*Task instructions*: The entries below should be quoted exactly, with no pictures carried over.

*Supplied information*:
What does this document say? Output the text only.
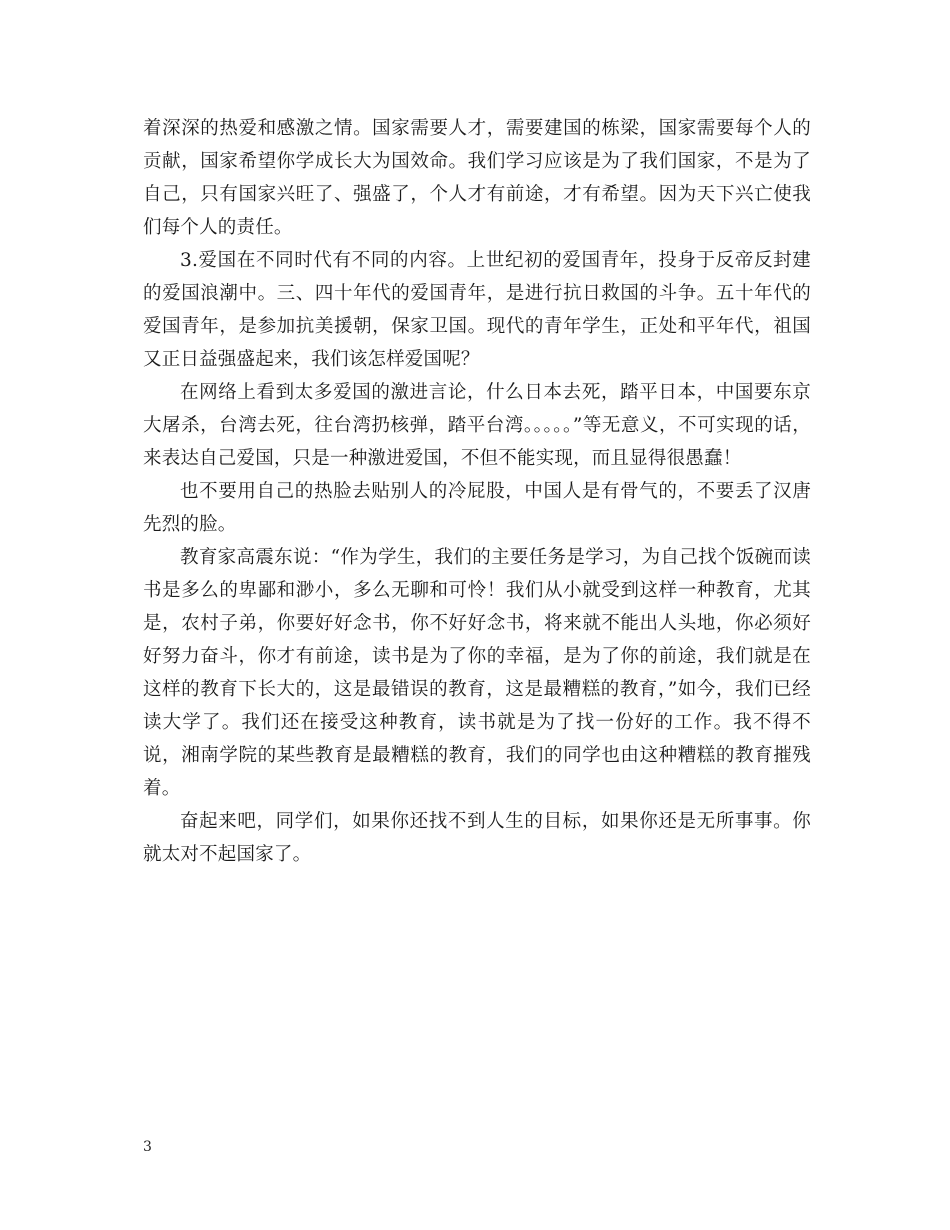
着深深的热爱和感激之情。国家需要人才，需要建国的栋梁，国家需要每个人的贡献，国家希望你学成长大为国效命。我们学习应该是为了我们国家，不是为了自己，只有国家兴旺了、强盛了，个人才有前途，才有希望。因为天下兴亡使我们每个人的责任。

3.爱国在不同时代有不同的内容。上世纪初的爱国青年，投身于反帝反封建的爱国浪潮中。三、四十年代的爱国青年，是进行抗日救国的斗争。五十年代的爱国青年，是参加抗美援朝，保家卫国。现代的青年学生，正处和平年代，祖国又正日益强盛起来，我们该怎样爱国呢？

在网络上看到太多爱国的激进言论，什么日本去死，踏平日本，中国要东京大屠杀，台湾去死，往台湾扔核弹，踏平台湾。。。。。”等无意义，不可实现的话，来表达自己爱国，只是一种激进爱国，不但不能实现，而且显得很愚蠢！

也不要用自己的热脸去贴别人的冷屁股，中国人是有骨气的，不要丢了汉唐先烈的脸。

教育家高震东说：“作为学生，我们的主要任务是学习，为自己找个饭碗而读书是多么的卑鄙和渺小，多么无聊和可怜！我们从小就受到这样一种教育，尤其是，农村子弟，你要好好念书，你不好好念书，将来就不能出人头地，你必须好好努力奋斗，你才有前途，读书是为了你的幸福，是为了你的前途，我们就是在这样的教育下长大的，这是最错误的教育，这是最糟糕的教育，”如今，我们已经读大学了。我们还在接受这种教育，读书就是为了找一份好的工作。我不得不说，湘南学院的某些教育是最糟糕的教育，我们的同学也由这种糟糕的教育摧残着。

奋起来吧，同学们，如果你还找不到人生的目标，如果你还是无所事事。你就太对不起国家了。

3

*Right answer*:
What does this document say? Output the text only.
着深深的热爱和感激之情。国家需要人才，需要建国的栋梁，国家需要每个人的贡献，国家希望你学成长大为国效命。我们学习应该是为了我们国家，不是为了自己，只有国家兴旺了、强盛了，个人才有前途，才有希望。因为天下兴亡使我们每个人的责任。

3.爱国在不同时代有不同的内容。上世纪初的爱国青年，投身于反帝反封建的爱国浪潮中。三、四十年代的爱国青年，是进行抗日救国的斗争。五十年代的爱国青年，是参加抗美援朝，保家卫国。现代的青年学生，正处和平年代，祖国又正日益强盛起来，我们该怎样爱国呢？

在网络上看到太多爱国的激进言论，什么日本去死，踏平日本，中国要东京大屠杀，台湾去死，往台湾扔核弹，踏平台湾。。。。。”等无意义，不可实现的话，来表达自己爱国，只是一种激进爱国，不但不能实现，而且显得很愚蠢！

也不要用自己的热脸去贴别人的冷屁股，中国人是有骨气的，不要丢了汉唐先烈的脸。

教育家高震东说：“作为学生，我们的主要任务是学习，为自己找个饭碗而读书是多么的卑鄙和渺小，多么无聊和可怜！我们从小就受到这样一种教育，尤其是，农村子弟，你要好好念书，你不好好念书，将来就不能出人头地，你必须好好努力奋斗，你才有前途，读书是为了你的幸福，是为了你的前途，我们就是在这样的教育下长大的，这是最错误的教育，这是最糟糕的教育，”如今，我们已经读大学了。我们还在接受这种教育，读书就是为了找一份好的工作。我不得不说，湘南学院的某些教育是最糟糕的教育，我们的同学也由这种糟糕的教育摧残着。

奋起来吧，同学们，如果你还找不到人生的目标，如果你还是无所事事。你就太对不起国家了。

3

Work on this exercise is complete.